** BEGIN Recorded data **

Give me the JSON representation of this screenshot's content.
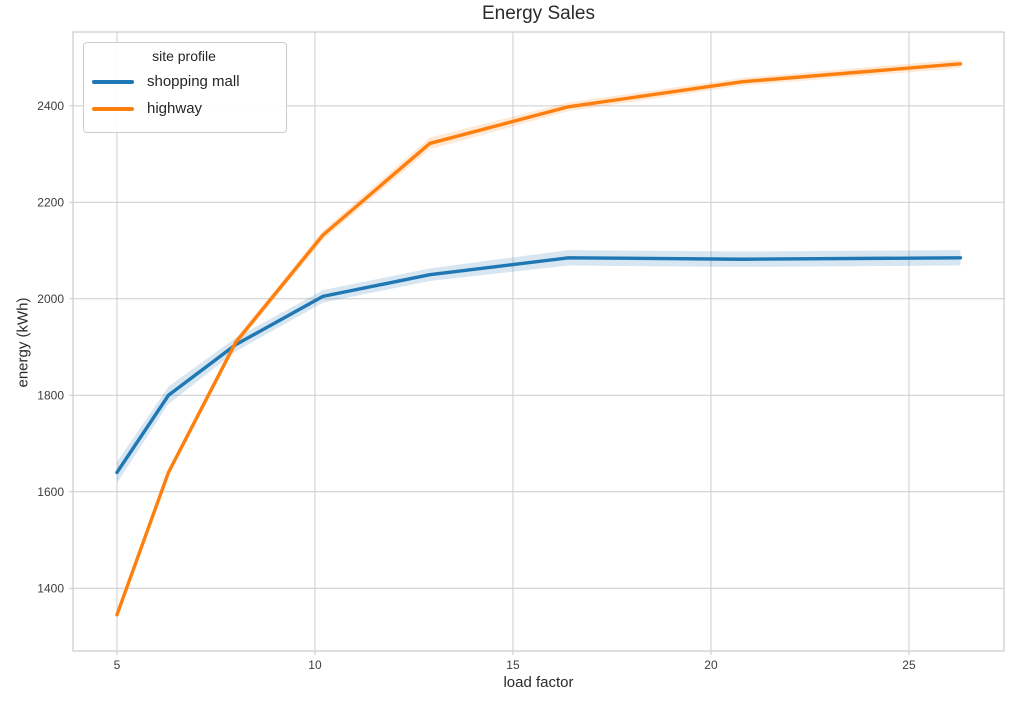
{
  "chart_data": {
    "type": "line",
    "title": "Energy Sales",
    "xlabel": "load factor",
    "ylabel": "energy (kWh)",
    "legend_title": "site profile",
    "legend_position": "upper left",
    "grid": true,
    "background": "#ffffff",
    "grid_color": "#cccccc",
    "spine_color": "#cccccc",
    "tick_text_color": "#3d3d3d",
    "x_ticks": [
      5,
      10,
      15,
      20,
      25
    ],
    "y_ticks": [
      1400,
      1600,
      1800,
      2000,
      2200,
      2400
    ],
    "xlim": [
      3.89,
      27.4
    ],
    "ylim": [
      1270,
      2553
    ],
    "x": [
      5.0,
      6.3,
      8.0,
      10.2,
      12.9,
      16.4,
      20.8,
      26.3
    ],
    "series": [
      {
        "name": "shopping mall",
        "color": "#1f77b4",
        "band_alpha": 0.18,
        "values": [
          1640,
          1800,
          1905,
          2005,
          2050,
          2085,
          2082,
          2085
        ],
        "band_low": [
          1618,
          1782,
          1891,
          1992,
          2037,
          2069,
          2066,
          2069
        ],
        "band_high": [
          1662,
          1818,
          1919,
          2018,
          2063,
          2101,
          2098,
          2101
        ]
      },
      {
        "name": "highway",
        "color": "#ff7f0e",
        "band_alpha": 0.18,
        "values": [
          1345,
          1640,
          1910,
          2132,
          2322,
          2398,
          2450,
          2487
        ],
        "band_low": [
          1337,
          1632,
          1902,
          2123,
          2310,
          2389,
          2442,
          2478
        ],
        "band_high": [
          1353,
          1648,
          1918,
          2141,
          2334,
          2407,
          2458,
          2496
        ]
      }
    ]
  }
}
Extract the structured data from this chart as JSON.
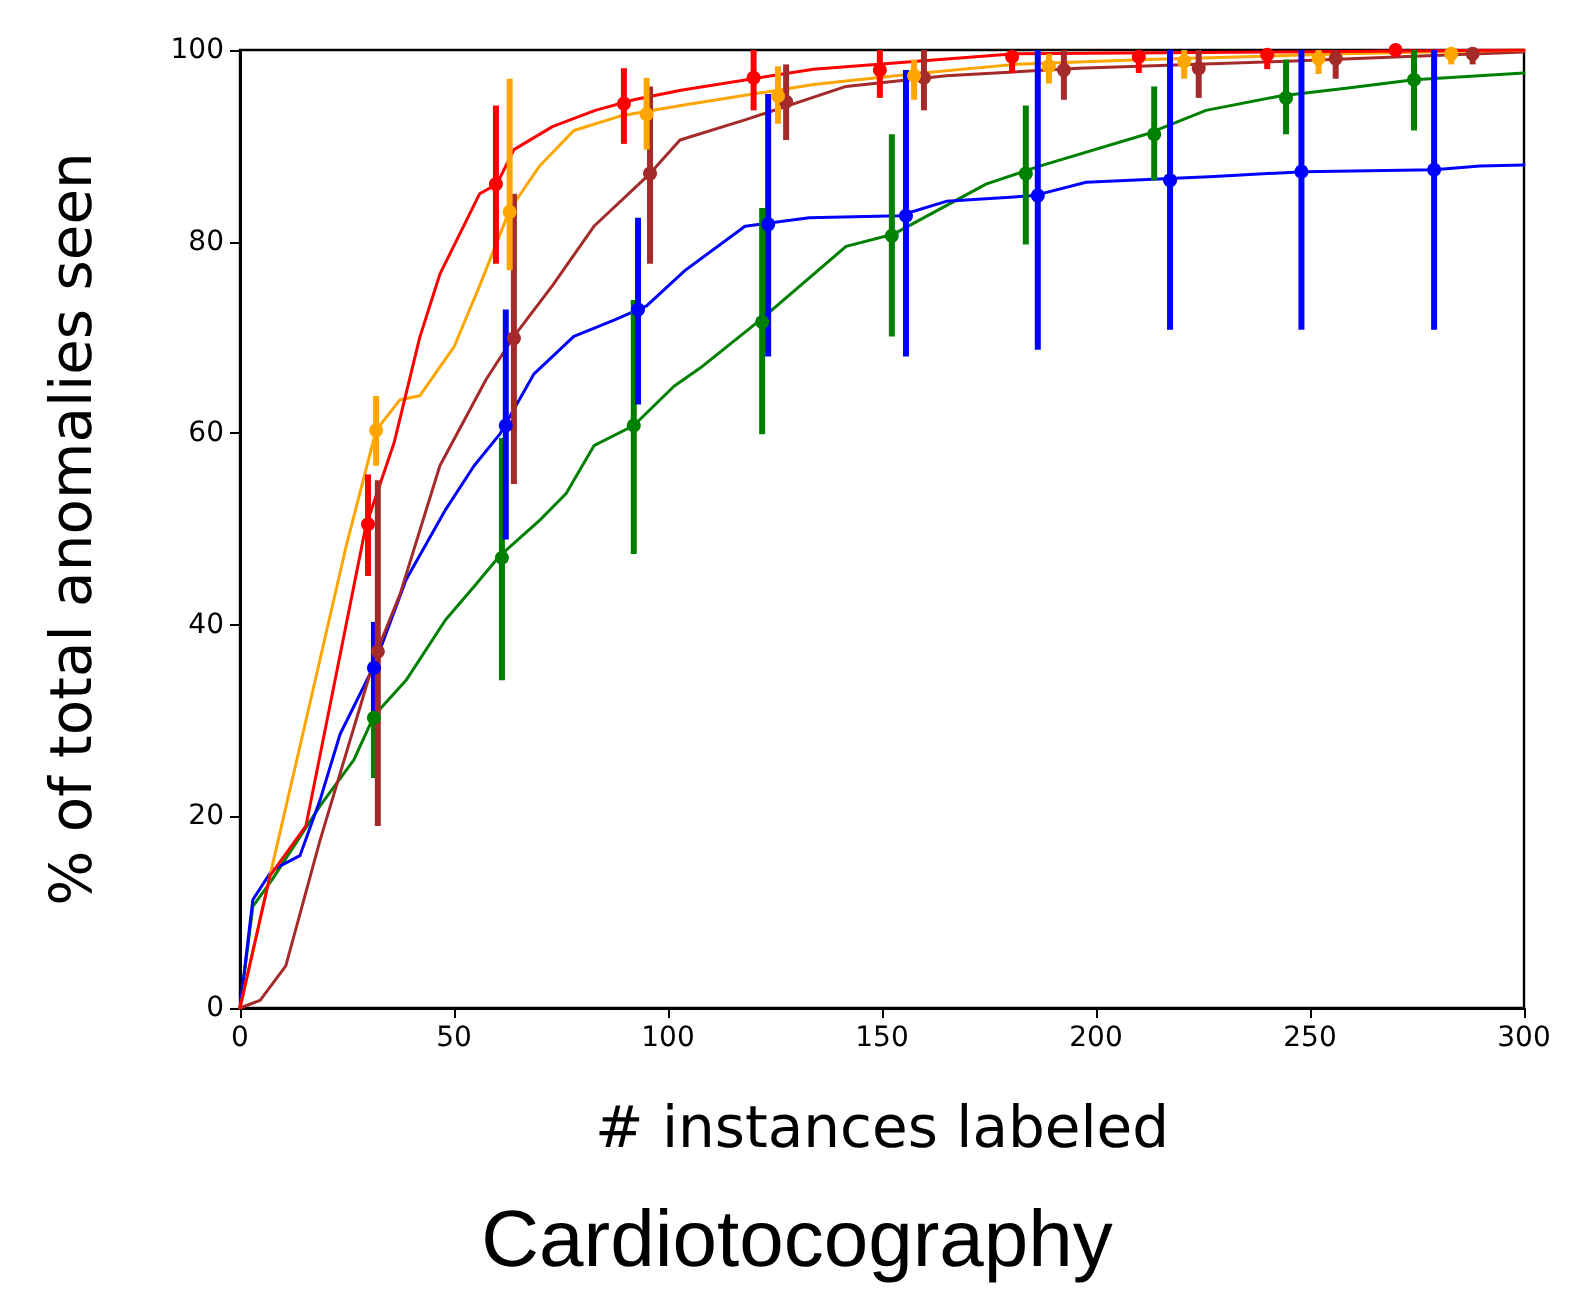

** END Recorded data **

= Prompt =
Go through the listing above and return every line where the word "JSON" occurs.

= Answer to this exercise =
Give me the JSON representation of this screenshot's content.
Extract the structured data from this chart as JSON.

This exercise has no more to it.